◆ **Given task**
Write out each line in which the string "axle" is present.

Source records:

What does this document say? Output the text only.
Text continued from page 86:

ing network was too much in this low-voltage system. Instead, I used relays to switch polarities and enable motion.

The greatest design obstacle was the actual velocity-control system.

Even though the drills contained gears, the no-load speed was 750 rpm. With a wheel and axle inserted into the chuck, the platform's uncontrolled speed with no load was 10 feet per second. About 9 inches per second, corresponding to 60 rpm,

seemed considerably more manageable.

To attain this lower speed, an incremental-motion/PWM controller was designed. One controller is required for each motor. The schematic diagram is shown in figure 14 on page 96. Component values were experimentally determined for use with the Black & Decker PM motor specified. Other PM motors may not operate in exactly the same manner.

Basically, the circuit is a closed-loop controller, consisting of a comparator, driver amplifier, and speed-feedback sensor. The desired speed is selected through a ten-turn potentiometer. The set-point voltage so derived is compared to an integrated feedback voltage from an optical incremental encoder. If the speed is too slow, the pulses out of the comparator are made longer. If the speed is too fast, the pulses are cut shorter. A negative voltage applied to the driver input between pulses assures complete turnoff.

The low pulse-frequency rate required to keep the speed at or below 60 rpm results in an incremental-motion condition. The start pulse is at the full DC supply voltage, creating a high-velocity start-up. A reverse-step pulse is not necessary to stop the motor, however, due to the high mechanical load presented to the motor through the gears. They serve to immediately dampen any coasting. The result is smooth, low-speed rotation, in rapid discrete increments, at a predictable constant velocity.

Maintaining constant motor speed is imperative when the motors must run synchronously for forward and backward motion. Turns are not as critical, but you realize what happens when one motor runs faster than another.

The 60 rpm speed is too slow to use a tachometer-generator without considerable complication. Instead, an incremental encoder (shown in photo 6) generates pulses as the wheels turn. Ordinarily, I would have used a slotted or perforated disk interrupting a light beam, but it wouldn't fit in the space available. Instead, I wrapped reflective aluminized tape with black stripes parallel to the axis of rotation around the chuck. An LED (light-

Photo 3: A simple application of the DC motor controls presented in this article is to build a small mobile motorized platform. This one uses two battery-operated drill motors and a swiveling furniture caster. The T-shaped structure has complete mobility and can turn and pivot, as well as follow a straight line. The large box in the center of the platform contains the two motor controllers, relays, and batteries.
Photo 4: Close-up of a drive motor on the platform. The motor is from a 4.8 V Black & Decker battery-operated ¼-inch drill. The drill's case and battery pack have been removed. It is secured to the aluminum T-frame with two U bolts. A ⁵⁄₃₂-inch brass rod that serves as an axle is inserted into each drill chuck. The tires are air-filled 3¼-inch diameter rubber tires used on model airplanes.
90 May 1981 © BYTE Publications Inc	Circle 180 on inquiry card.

◆ **Output for this exercise**
Even though the drills contained gears, the no-load speed was 750 rpm. With a wheel and axle inserted into the chuck, the platform's uncontrolled speed with no load was 10 feet per second. About 9 inches per second, corresponding to 60 rpm,
Photo 4: Close-up of a drive motor on the platform. The motor is from a 4.8 V Black & Decker battery-operated ¼-inch drill. The drill's case and battery pack have been removed. It is secured to the aluminum T-frame with two U bolts. A ⁵⁄₃₂-inch brass rod that serves as an axle is inserted into each drill chuck. The tires are air-filled 3¼-inch diameter rubber tires used on model airplanes.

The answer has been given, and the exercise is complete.